#### [TASK DATA]
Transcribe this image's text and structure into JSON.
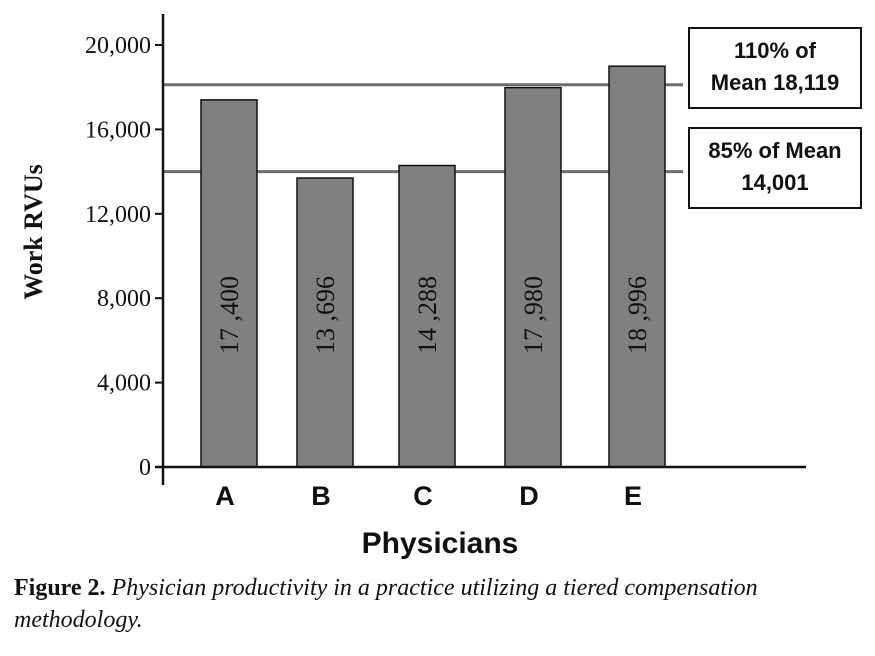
{
  "chart_data": {
    "type": "bar",
    "categories": [
      "A",
      "B",
      "C",
      "D",
      "E"
    ],
    "values": [
      17400,
      13696,
      14288,
      17980,
      18996
    ],
    "data_labels": [
      "17 ,400",
      "13 ,696",
      "14 ,288",
      "17 ,980",
      "18 ,996"
    ],
    "xlabel": "Physicians",
    "ylabel": "Work RVUs",
    "ylim": [
      0,
      20000
    ],
    "yticks": [
      0,
      4000,
      8000,
      12000,
      16000,
      20000
    ],
    "ytick_labels": [
      "0",
      "4,000",
      "8,000",
      "12,000",
      "16,000",
      "20,000"
    ],
    "bar_color": "#808080",
    "grid": false,
    "reference_lines": [
      {
        "value": 18119,
        "label_lines": [
          "110% of",
          "Mean 18,119"
        ]
      },
      {
        "value": 14001,
        "label_lines": [
          "85% of Mean",
          "14,001"
        ]
      }
    ]
  },
  "caption": {
    "figure": "Figure 2.",
    "text": " Physician productivity in a practice utilizing a tiered compensation methodology."
  }
}
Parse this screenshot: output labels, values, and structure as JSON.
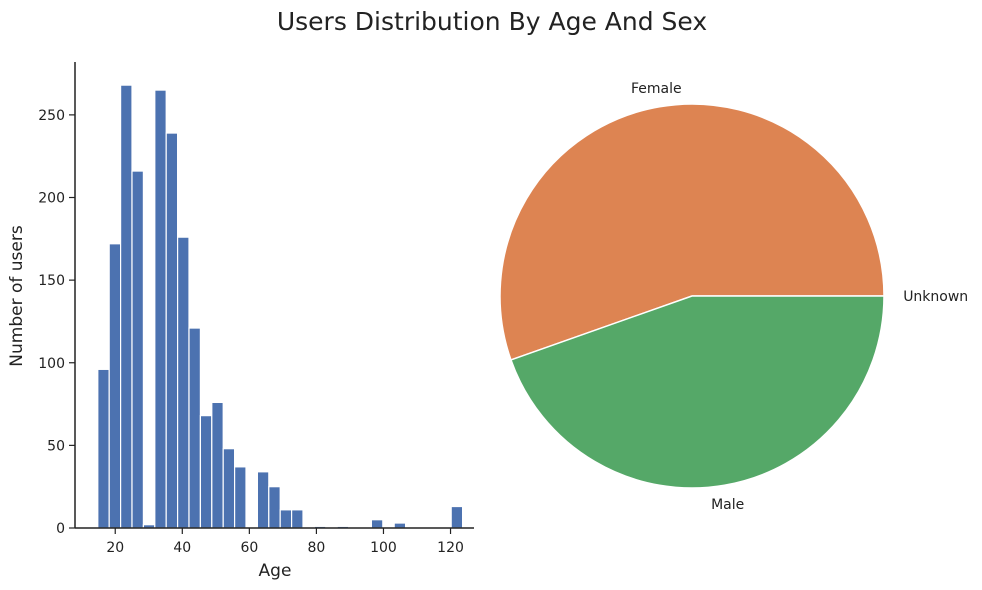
{
  "figure": {
    "title": "Users Distribution By Age And Sex"
  },
  "chart_data": [
    {
      "type": "bar",
      "subtype": "histogram",
      "title": "",
      "xlabel": "Age",
      "ylabel": "Number of users",
      "xlim": [
        8,
        127
      ],
      "ylim": [
        0,
        282
      ],
      "xticks": [
        20,
        40,
        60,
        80,
        100,
        120
      ],
      "yticks": [
        0,
        50,
        100,
        150,
        200,
        250
      ],
      "grid": false,
      "color": "#4c72b0",
      "bins": [
        {
          "x0": 14.8,
          "x1": 18.2,
          "value": 96
        },
        {
          "x0": 18.2,
          "x1": 21.6,
          "value": 172
        },
        {
          "x0": 21.6,
          "x1": 25.0,
          "value": 268
        },
        {
          "x0": 25.0,
          "x1": 28.4,
          "value": 216
        },
        {
          "x0": 28.4,
          "x1": 31.8,
          "value": 2
        },
        {
          "x0": 31.8,
          "x1": 35.2,
          "value": 265
        },
        {
          "x0": 35.2,
          "x1": 38.6,
          "value": 239
        },
        {
          "x0": 38.6,
          "x1": 42.0,
          "value": 176
        },
        {
          "x0": 42.0,
          "x1": 45.4,
          "value": 121
        },
        {
          "x0": 45.4,
          "x1": 48.8,
          "value": 68
        },
        {
          "x0": 48.8,
          "x1": 52.2,
          "value": 76
        },
        {
          "x0": 52.2,
          "x1": 55.6,
          "value": 48
        },
        {
          "x0": 55.6,
          "x1": 59.0,
          "value": 37
        },
        {
          "x0": 59.0,
          "x1": 62.4,
          "value": 0
        },
        {
          "x0": 62.4,
          "x1": 65.8,
          "value": 34
        },
        {
          "x0": 65.8,
          "x1": 69.2,
          "value": 25
        },
        {
          "x0": 69.2,
          "x1": 72.6,
          "value": 11
        },
        {
          "x0": 72.6,
          "x1": 76.0,
          "value": 11
        },
        {
          "x0": 76.0,
          "x1": 79.4,
          "value": 0
        },
        {
          "x0": 79.4,
          "x1": 82.8,
          "value": 1
        },
        {
          "x0": 82.8,
          "x1": 86.2,
          "value": 0
        },
        {
          "x0": 86.2,
          "x1": 89.6,
          "value": 1
        },
        {
          "x0": 89.6,
          "x1": 93.0,
          "value": 0
        },
        {
          "x0": 93.0,
          "x1": 96.4,
          "value": 0
        },
        {
          "x0": 96.4,
          "x1": 99.8,
          "value": 5
        },
        {
          "x0": 99.8,
          "x1": 103.2,
          "value": 0
        },
        {
          "x0": 103.2,
          "x1": 106.6,
          "value": 3
        },
        {
          "x0": 106.6,
          "x1": 110.0,
          "value": 0
        },
        {
          "x0": 110.0,
          "x1": 113.4,
          "value": 0
        },
        {
          "x0": 113.4,
          "x1": 116.8,
          "value": 0
        },
        {
          "x0": 116.8,
          "x1": 120.2,
          "value": 0
        },
        {
          "x0": 120.2,
          "x1": 123.6,
          "value": 13
        }
      ]
    },
    {
      "type": "pie",
      "title": "",
      "start_angle_deg": 0,
      "direction": "counterclockwise",
      "slices": [
        {
          "label": "Female",
          "value": 55.4,
          "color": "#dd8452"
        },
        {
          "label": "Male",
          "value": 44.6,
          "color": "#55a868"
        },
        {
          "label": "Unknown",
          "value": 0.0,
          "color": "#c44e52"
        }
      ]
    }
  ]
}
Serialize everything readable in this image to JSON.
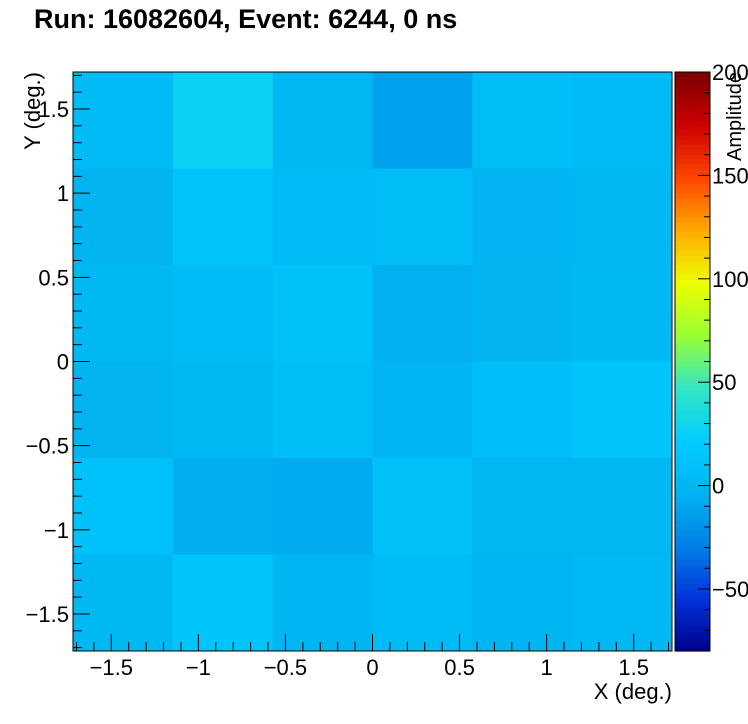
{
  "chart_data": {
    "type": "heatmap",
    "title": "Run: 16082604, Event: 6244, 0 ns",
    "xlabel": "X (deg.)",
    "ylabel": "Y (deg.)",
    "zlabel": "Amplitude",
    "xlim": [
      -1.72,
      1.72
    ],
    "ylim": [
      -1.72,
      1.72
    ],
    "zlim": [
      -80,
      200
    ],
    "x_ticks": [
      -1.5,
      -1,
      -0.5,
      0,
      0.5,
      1,
      1.5
    ],
    "y_ticks": [
      -1.5,
      -1,
      -0.5,
      0,
      0.5,
      1,
      1.5
    ],
    "z_ticks": [
      -50,
      0,
      50,
      100,
      150,
      200
    ],
    "x_tick_labels": [
      "−1.5",
      "−1",
      "−0.5",
      "0",
      "0.5",
      "1",
      "1.5"
    ],
    "y_tick_labels": [
      "−1.5",
      "−1",
      "−0.5",
      "0",
      "0.5",
      "1",
      "1.5"
    ],
    "z_tick_labels": [
      "−50",
      "0",
      "50",
      "100",
      "150",
      "200"
    ],
    "x_edges": [
      -1.72,
      -1.147,
      -0.573,
      0,
      0.573,
      1.147,
      1.72
    ],
    "y_edges": [
      -1.72,
      -1.147,
      -0.573,
      0,
      0.573,
      1.147,
      1.72
    ],
    "colorscale": [
      "#00008a",
      "#0033d9",
      "#0080e6",
      "#00b3f0",
      "#00ccff",
      "#33e6c4",
      "#99ff33",
      "#eeff00",
      "#ffaa00",
      "#ff4400",
      "#cc0000",
      "#7a0000"
    ],
    "values_top_to_bottom": [
      [
        5,
        28,
        0,
        -12,
        7,
        5
      ],
      [
        -3,
        13,
        4,
        7,
        -2,
        0
      ],
      [
        2,
        6,
        12,
        -5,
        -3,
        2
      ],
      [
        -3,
        2,
        9,
        -1,
        8,
        15
      ],
      [
        11,
        -6,
        -7,
        10,
        0,
        0
      ],
      [
        2,
        15,
        -1,
        6,
        -1,
        1
      ]
    ]
  }
}
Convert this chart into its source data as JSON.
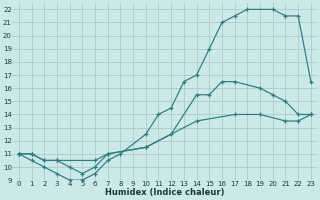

#### [WHAT TO DO]
Find each line that has the word "text", then copy it out.

#### [EXERCISE ANSWER]
Transcribe this image's text and structure into JSON.
    "text": " Physician productivity in a practice utilizing a tiered compensation methodology."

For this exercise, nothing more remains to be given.